--- START OF GIVEN INFORMATION ---

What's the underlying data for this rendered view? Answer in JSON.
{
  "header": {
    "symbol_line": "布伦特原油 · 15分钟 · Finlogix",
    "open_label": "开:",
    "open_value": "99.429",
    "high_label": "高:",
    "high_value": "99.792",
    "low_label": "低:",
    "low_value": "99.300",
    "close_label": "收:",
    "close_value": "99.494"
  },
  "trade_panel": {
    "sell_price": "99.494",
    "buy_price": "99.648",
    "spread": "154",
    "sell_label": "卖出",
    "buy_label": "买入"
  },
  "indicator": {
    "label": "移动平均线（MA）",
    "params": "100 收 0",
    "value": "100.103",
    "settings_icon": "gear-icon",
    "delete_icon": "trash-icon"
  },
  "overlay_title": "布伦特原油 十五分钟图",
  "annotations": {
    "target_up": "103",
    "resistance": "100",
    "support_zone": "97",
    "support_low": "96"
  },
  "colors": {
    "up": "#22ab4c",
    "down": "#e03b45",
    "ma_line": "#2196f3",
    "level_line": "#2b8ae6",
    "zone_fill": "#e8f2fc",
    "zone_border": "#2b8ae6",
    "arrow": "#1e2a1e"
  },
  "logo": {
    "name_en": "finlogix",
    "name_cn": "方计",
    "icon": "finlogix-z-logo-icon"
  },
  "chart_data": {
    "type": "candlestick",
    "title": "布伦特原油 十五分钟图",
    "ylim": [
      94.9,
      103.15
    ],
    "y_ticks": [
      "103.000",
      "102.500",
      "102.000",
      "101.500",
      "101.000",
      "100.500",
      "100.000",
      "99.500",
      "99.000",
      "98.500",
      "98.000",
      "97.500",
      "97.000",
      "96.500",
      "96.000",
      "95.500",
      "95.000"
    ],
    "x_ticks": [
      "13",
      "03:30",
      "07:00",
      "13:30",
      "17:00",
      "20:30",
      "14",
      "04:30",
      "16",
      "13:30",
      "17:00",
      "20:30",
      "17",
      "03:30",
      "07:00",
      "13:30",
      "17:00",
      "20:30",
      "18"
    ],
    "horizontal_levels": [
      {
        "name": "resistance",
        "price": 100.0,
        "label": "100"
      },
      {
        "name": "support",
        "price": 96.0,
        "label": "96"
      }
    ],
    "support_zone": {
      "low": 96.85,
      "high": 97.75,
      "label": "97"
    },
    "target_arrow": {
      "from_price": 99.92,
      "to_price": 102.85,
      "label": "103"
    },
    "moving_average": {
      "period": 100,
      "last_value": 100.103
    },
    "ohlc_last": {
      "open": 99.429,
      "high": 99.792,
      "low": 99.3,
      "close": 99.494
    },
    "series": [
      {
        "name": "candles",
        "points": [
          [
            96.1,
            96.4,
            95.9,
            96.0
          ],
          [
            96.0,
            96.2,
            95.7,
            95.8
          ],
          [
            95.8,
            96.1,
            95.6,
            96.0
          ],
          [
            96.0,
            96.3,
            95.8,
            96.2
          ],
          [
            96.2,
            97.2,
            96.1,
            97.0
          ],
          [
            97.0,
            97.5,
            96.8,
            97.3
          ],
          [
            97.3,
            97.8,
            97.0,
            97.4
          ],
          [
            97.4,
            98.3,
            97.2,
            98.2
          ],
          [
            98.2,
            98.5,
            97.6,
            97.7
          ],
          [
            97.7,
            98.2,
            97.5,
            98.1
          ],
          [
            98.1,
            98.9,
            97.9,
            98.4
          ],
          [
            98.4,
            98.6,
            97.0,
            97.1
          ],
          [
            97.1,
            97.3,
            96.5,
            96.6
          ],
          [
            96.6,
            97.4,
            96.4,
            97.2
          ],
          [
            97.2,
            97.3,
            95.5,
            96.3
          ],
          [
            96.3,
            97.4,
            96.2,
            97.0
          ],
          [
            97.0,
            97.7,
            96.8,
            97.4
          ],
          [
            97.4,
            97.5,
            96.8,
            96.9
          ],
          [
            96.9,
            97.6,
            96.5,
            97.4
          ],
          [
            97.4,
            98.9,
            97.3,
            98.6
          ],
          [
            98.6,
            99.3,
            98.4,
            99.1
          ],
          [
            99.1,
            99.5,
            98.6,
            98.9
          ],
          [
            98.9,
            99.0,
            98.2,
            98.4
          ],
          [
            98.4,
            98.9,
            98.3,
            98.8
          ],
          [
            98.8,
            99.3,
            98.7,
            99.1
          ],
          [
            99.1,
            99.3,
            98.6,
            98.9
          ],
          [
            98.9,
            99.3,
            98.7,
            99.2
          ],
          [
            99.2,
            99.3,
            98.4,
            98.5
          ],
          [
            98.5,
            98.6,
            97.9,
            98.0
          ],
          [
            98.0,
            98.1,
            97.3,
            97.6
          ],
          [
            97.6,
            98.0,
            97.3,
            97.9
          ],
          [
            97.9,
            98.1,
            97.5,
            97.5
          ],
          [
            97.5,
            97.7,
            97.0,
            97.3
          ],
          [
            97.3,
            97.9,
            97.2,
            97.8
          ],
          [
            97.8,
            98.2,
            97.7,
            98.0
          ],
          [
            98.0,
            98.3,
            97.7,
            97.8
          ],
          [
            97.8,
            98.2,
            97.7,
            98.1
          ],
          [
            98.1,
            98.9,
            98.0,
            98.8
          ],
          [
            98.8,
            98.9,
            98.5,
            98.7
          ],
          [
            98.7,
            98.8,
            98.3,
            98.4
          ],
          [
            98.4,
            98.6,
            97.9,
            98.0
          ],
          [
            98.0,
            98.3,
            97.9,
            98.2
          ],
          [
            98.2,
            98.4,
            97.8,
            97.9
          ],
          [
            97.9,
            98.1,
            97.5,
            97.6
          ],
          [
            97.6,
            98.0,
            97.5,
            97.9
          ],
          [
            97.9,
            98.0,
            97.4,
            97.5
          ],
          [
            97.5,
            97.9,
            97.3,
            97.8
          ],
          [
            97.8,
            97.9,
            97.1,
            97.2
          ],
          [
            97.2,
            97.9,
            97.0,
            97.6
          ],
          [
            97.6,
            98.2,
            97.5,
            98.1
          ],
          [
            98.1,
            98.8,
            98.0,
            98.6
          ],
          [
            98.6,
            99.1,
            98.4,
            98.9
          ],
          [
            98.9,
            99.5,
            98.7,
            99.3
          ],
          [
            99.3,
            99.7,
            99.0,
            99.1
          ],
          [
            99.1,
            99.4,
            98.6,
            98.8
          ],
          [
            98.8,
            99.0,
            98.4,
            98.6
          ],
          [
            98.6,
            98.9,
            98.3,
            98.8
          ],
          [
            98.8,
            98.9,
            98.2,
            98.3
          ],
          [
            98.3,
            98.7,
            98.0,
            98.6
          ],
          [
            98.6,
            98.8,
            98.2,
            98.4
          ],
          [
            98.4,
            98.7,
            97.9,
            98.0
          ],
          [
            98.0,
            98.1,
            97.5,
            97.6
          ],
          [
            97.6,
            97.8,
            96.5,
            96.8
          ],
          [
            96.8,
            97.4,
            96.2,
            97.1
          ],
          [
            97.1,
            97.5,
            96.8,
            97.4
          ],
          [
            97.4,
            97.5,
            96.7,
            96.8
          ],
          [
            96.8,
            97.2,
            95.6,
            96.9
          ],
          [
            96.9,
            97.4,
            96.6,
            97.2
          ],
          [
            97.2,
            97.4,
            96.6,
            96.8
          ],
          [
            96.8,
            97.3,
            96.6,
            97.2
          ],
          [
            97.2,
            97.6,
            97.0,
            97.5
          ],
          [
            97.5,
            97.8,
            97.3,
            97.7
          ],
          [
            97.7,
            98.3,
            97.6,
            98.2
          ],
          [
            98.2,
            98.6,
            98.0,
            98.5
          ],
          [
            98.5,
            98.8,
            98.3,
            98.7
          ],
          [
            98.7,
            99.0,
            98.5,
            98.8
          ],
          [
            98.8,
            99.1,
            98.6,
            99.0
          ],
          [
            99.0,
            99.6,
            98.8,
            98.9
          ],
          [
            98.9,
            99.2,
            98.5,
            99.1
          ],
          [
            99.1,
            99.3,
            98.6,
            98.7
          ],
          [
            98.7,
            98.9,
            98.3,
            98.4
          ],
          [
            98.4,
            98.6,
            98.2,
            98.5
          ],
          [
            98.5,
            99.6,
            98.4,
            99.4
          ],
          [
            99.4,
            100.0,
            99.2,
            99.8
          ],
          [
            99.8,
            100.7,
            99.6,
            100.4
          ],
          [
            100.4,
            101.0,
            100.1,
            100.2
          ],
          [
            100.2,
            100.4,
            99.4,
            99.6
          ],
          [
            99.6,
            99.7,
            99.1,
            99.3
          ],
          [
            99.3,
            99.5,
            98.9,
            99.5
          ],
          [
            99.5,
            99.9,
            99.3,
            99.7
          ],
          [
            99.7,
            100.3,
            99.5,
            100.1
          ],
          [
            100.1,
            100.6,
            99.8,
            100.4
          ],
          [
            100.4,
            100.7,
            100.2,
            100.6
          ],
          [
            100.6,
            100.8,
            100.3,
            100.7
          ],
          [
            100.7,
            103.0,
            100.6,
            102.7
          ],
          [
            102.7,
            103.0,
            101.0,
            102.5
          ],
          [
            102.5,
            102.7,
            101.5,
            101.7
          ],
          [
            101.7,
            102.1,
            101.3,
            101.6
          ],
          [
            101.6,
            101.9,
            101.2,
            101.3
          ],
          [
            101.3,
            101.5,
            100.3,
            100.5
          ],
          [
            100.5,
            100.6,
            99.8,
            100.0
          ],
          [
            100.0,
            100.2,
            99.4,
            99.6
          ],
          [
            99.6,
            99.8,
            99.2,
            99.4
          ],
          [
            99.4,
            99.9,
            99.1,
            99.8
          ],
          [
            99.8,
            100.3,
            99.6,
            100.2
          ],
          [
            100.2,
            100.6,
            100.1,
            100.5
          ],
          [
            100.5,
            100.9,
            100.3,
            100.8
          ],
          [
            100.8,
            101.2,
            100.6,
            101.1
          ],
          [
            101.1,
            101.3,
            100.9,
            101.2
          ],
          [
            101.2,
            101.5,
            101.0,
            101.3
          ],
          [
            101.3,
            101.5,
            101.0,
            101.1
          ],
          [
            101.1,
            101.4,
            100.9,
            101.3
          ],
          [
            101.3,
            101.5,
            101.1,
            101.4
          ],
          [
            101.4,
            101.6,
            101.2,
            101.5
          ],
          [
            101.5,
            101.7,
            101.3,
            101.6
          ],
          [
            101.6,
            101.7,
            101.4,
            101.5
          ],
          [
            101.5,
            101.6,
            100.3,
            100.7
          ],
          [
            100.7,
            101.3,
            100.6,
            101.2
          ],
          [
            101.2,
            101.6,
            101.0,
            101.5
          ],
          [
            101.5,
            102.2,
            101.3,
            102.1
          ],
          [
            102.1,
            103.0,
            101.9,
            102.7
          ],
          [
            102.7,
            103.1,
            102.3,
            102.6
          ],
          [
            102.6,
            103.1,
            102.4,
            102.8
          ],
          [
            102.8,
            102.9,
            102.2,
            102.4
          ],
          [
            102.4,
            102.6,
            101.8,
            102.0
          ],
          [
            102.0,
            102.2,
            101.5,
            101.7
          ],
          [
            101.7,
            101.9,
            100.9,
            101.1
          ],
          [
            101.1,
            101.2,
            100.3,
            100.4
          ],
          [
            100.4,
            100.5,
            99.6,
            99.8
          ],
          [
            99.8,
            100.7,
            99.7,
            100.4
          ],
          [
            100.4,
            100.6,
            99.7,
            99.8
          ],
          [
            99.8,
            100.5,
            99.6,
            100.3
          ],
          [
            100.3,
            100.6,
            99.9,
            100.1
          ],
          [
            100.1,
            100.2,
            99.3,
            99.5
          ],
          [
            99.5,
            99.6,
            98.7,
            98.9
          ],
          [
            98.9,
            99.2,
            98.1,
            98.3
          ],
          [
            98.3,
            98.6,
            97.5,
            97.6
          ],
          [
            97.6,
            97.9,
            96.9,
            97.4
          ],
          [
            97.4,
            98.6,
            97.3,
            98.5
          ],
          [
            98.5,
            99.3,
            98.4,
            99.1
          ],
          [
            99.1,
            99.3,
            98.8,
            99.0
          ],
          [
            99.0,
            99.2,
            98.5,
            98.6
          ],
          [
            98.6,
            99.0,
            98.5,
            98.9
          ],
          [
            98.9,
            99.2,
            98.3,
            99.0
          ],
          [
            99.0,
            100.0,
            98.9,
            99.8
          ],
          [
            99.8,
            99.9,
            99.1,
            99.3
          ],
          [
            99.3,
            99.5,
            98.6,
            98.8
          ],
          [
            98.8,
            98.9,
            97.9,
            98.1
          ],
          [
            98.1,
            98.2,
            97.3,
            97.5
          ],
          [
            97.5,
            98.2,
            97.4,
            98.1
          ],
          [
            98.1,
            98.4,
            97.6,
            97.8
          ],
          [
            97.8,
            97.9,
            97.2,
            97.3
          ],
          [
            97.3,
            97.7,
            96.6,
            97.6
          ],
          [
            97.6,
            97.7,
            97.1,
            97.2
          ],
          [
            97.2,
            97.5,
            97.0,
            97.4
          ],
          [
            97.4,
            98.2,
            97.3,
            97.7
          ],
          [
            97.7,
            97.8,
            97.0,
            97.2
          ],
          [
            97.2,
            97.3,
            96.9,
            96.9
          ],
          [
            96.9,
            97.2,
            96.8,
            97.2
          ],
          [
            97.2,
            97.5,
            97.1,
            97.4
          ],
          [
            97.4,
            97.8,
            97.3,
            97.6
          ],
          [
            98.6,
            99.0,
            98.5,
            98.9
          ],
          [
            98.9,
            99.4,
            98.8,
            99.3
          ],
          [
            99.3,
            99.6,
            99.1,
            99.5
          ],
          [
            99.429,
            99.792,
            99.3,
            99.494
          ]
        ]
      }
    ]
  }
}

--- END OF GIVEN INFORMATION ---

**STATED TASK:** Each line of the data that includes the word "icon" counts once; report the total and nothing more.

**THE SOLUTION:** 3